### Aim of the exercise
State only the number of lines that contain the string "chan".

### Recorded data
>> Start

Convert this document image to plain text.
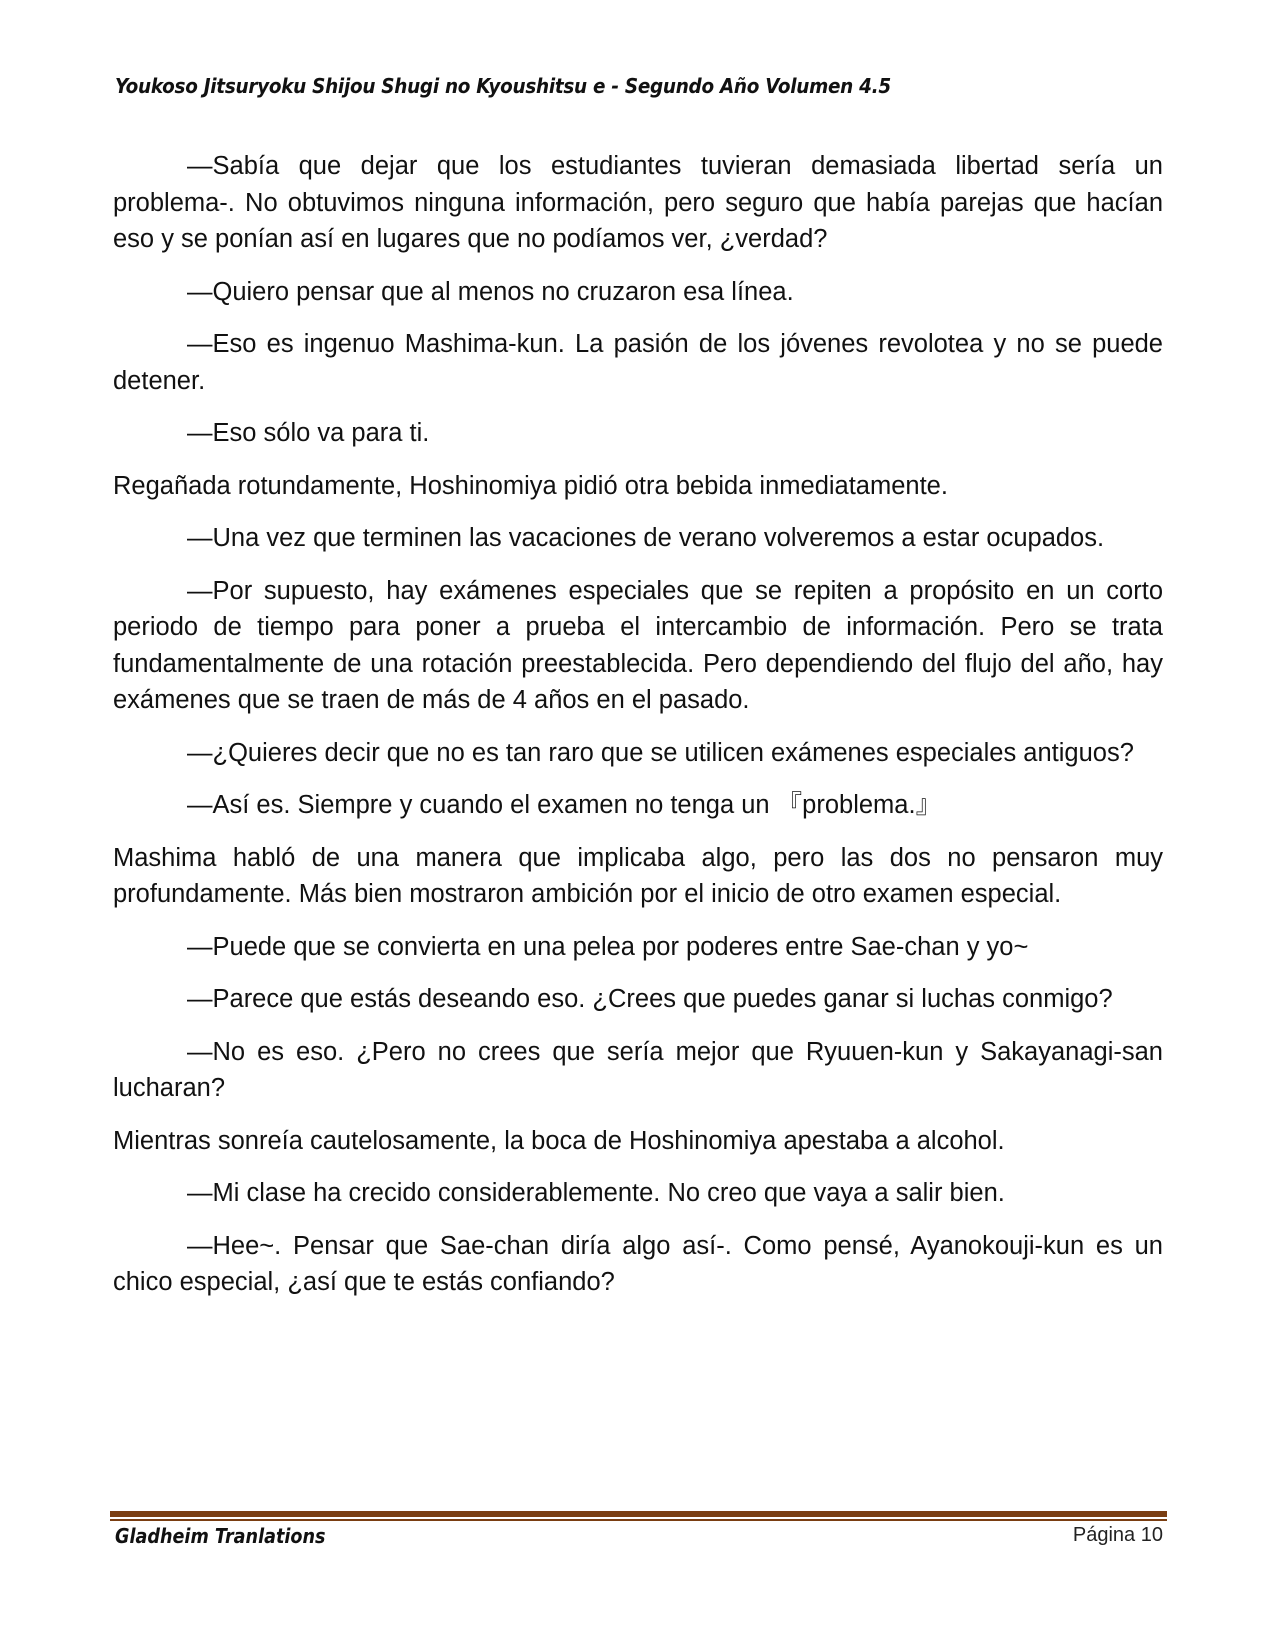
Youkoso Jitsuryoku Shijou Shugi no Kyoushitsu e - Segundo Año Volumen 4.5

—Sabía que dejar que los estudiantes tuvieran demasiada libertad sería un problema-. No obtuvimos ninguna información, pero seguro que había parejas que hacían eso y se ponían así en lugares que no podíamos ver, ¿verdad?

—Quiero pensar que al menos no cruzaron esa línea.

—Eso es ingenuo Mashima-kun. La pasión de los jóvenes revolotea y no se puede detener.

—Eso sólo va para ti.

Regañada rotundamente, Hoshinomiya pidió otra bebida inmediatamente.

—Una vez que terminen las vacaciones de verano volveremos a estar ocupados.

—Por supuesto, hay exámenes especiales que se repiten a propósito en un corto periodo de tiempo para poner a prueba el intercambio de información. Pero se trata fundamentalmente de una rotación preestablecida. Pero dependiendo del flujo del año, hay exámenes que se traen de más de 4 años en el pasado.

—¿Quieres decir que no es tan raro que se utilicen exámenes especiales antiguos?

—Así es. Siempre y cuando el examen no tenga un 『problema.』

Mashima habló de una manera que implicaba algo, pero las dos no pensaron muy profundamente. Más bien mostraron ambición por el inicio de otro examen especial.

—Puede que se convierta en una pelea por poderes entre Sae-chan y yo~

—Parece que estás deseando eso. ¿Crees que puedes ganar si luchas conmigo?

—No es eso. ¿Pero no crees que sería mejor que Ryuuen-kun y Sakayanagi-san lucharan?

Mientras sonreía cautelosamente, la boca de Hoshinomiya apestaba a alcohol.

—Mi clase ha crecido considerablemente. No creo que vaya a salir bien.

—Hee~. Pensar que Sae-chan diría algo así-. Como pensé, Ayanokouji-kun es un chico especial, ¿así que te estás confiando?

Gladheim Tranlations	Página 10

>> End

### Task output
2